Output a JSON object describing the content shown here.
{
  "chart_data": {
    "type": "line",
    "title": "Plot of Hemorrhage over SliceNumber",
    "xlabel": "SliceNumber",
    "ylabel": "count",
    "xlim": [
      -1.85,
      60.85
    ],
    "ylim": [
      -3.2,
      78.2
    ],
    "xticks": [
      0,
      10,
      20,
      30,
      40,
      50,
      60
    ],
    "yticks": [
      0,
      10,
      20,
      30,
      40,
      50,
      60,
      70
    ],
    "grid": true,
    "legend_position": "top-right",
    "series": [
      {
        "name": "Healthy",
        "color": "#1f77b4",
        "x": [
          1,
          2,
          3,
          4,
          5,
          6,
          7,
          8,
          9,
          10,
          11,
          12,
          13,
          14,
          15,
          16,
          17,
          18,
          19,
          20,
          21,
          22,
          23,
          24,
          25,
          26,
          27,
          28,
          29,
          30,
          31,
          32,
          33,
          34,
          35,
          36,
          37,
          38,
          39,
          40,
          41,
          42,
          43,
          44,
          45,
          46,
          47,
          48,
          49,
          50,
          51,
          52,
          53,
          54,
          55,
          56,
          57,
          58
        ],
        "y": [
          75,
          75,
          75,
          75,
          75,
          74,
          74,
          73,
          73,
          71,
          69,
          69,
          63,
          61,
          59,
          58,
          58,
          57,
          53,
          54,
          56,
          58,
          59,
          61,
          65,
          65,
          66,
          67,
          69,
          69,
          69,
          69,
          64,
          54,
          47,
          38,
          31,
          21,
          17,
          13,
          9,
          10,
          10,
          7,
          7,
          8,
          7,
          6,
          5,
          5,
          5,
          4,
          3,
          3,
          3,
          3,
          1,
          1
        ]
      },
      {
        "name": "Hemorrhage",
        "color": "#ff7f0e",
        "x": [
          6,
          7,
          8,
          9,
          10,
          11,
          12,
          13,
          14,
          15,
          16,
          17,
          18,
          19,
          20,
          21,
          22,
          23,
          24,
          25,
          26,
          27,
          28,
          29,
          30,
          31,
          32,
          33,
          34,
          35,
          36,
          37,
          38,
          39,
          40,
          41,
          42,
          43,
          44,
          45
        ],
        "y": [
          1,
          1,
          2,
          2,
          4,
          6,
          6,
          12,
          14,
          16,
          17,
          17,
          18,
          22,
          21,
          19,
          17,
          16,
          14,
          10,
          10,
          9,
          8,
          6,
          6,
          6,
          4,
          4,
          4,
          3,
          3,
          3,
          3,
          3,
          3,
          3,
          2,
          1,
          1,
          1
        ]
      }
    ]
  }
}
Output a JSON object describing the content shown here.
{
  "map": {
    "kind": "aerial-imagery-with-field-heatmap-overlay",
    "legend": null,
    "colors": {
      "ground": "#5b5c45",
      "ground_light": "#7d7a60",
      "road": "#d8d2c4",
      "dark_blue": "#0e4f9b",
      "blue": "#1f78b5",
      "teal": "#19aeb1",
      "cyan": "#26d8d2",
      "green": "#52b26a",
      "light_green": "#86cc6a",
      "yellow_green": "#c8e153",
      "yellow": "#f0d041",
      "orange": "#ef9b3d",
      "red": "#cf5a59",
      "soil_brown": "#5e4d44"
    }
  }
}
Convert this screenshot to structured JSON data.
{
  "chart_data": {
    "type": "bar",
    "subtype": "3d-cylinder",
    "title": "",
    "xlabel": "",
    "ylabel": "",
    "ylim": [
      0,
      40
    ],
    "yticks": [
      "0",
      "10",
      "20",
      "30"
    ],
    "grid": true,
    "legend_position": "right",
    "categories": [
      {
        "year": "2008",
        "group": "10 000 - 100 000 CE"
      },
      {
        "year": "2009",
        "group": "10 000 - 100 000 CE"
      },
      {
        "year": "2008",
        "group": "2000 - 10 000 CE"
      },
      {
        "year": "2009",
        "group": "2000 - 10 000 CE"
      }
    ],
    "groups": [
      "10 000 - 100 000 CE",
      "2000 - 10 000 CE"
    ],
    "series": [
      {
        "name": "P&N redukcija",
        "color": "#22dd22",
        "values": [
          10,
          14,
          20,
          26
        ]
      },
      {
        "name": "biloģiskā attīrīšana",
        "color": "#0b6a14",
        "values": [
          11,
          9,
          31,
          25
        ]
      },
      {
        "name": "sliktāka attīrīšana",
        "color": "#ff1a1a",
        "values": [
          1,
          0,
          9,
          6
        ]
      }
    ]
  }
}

········

• **DO THIS**: What is needed here is an exact reproduction of all the entries.

• **COMPLETE ANSWER**:
Output a JSON object describing the content shown here.
{
  "chart_data": {
    "type": "line",
    "title": "Plot of Hemorrhage over SliceNumber",
    "xlabel": "SliceNumber",
    "ylabel": "count",
    "xlim": [
      -1.85,
      60.85
    ],
    "ylim": [
      -3.2,
      78.2
    ],
    "xticks": [
      0,
      10,
      20,
      30,
      40,
      50,
      60
    ],
    "yticks": [
      0,
      10,
      20,
      30,
      40,
      50,
      60,
      70
    ],
    "grid": true,
    "legend_position": "top-right",
    "series": [
      {
        "name": "Healthy",
        "color": "#1f77b4",
        "x": [
          1,
          2,
          3,
          4,
          5,
          6,
          7,
          8,
          9,
          10,
          11,
          12,
          13,
          14,
          15,
          16,
          17,
          18,
          19,
          20,
          21,
          22,
          23,
          24,
          25,
          26,
          27,
          28,
          29,
          30,
          31,
          32,
          33,
          34,
          35,
          36,
          37,
          38,
          39,
          40,
          41,
          42,
          43,
          44,
          45,
          46,
          47,
          48,
          49,
          50,
          51,
          52,
          53,
          54,
          55,
          56,
          57,
          58
        ],
        "y": [
          75,
          75,
          75,
          75,
          75,
          74,
          74,
          73,
          73,
          71,
          69,
          69,
          63,
          61,
          59,
          58,
          58,
          57,
          53,
          54,
          56,
          58,
          59,
          61,
          65,
          65,
          66,
          67,
          69,
          69,
          69,
          69,
          64,
          54,
          47,
          38,
          31,
          21,
          17,
          13,
          9,
          10,
          10,
          7,
          7,
          8,
          7,
          6,
          5,
          5,
          5,
          4,
          3,
          3,
          3,
          3,
          1,
          1
        ]
      },
      {
        "name": "Hemorrhage",
        "color": "#ff7f0e",
        "x": [
          6,
          7,
          8,
          9,
          10,
          11,
          12,
          13,
          14,
          15,
          16,
          17,
          18,
          19,
          20,
          21,
          22,
          23,
          24,
          25,
          26,
          27,
          28,
          29,
          30,
          31,
          32,
          33,
          34,
          35,
          36,
          37,
          38,
          39,
          40,
          41,
          42,
          43,
          44,
          45
        ],
        "y": [
          1,
          1,
          2,
          2,
          4,
          6,
          6,
          12,
          14,
          16,
          17,
          17,
          18,
          22,
          21,
          19,
          17,
          16,
          14,
          10,
          10,
          9,
          8,
          6,
          6,
          6,
          4,
          4,
          4,
          3,
          3,
          3,
          3,
          3,
          3,
          3,
          2,
          1,
          1,
          1
        ]
      }
    ]
  }
}
Output a JSON object describing the content shown here.
{
  "map": {
    "kind": "aerial-imagery-with-field-heatmap-overlay",
    "legend": null,
    "colors": {
      "ground": "#5b5c45",
      "ground_light": "#7d7a60",
      "road": "#d8d2c4",
      "dark_blue": "#0e4f9b",
      "blue": "#1f78b5",
      "teal": "#19aeb1",
      "cyan": "#26d8d2",
      "green": "#52b26a",
      "light_green": "#86cc6a",
      "yellow_green": "#c8e153",
      "yellow": "#f0d041",
      "orange": "#ef9b3d",
      "red": "#cf5a59",
      "soil_brown": "#5e4d44"
    }
  }
}
Convert this screenshot to structured JSON data.
{
  "chart_data": {
    "type": "bar",
    "subtype": "3d-cylinder",
    "title": "",
    "xlabel": "",
    "ylabel": "",
    "ylim": [
      0,
      40
    ],
    "yticks": [
      "0",
      "10",
      "20",
      "30"
    ],
    "grid": true,
    "legend_position": "right",
    "categories": [
      {
        "year": "2008",
        "group": "10 000 - 100 000 CE"
      },
      {
        "year": "2009",
        "group": "10 000 - 100 000 CE"
      },
      {
        "year": "2008",
        "group": "2000 - 10 000 CE"
      },
      {
        "year": "2009",
        "group": "2000 - 10 000 CE"
      }
    ],
    "groups": [
      "10 000 - 100 000 CE",
      "2000 - 10 000 CE"
    ],
    "series": [
      {
        "name": "P&N redukcija",
        "color": "#22dd22",
        "values": [
          10,
          14,
          20,
          26
        ]
      },
      {
        "name": "biloģiskā attīrīšana",
        "color": "#0b6a14",
        "values": [
          11,
          9,
          31,
          25
        ]
      },
      {
        "name": "sliktāka attīrīšana",
        "color": "#ff1a1a",
        "values": [
          1,
          0,
          9,
          6
        ]
      }
    ]
  }
}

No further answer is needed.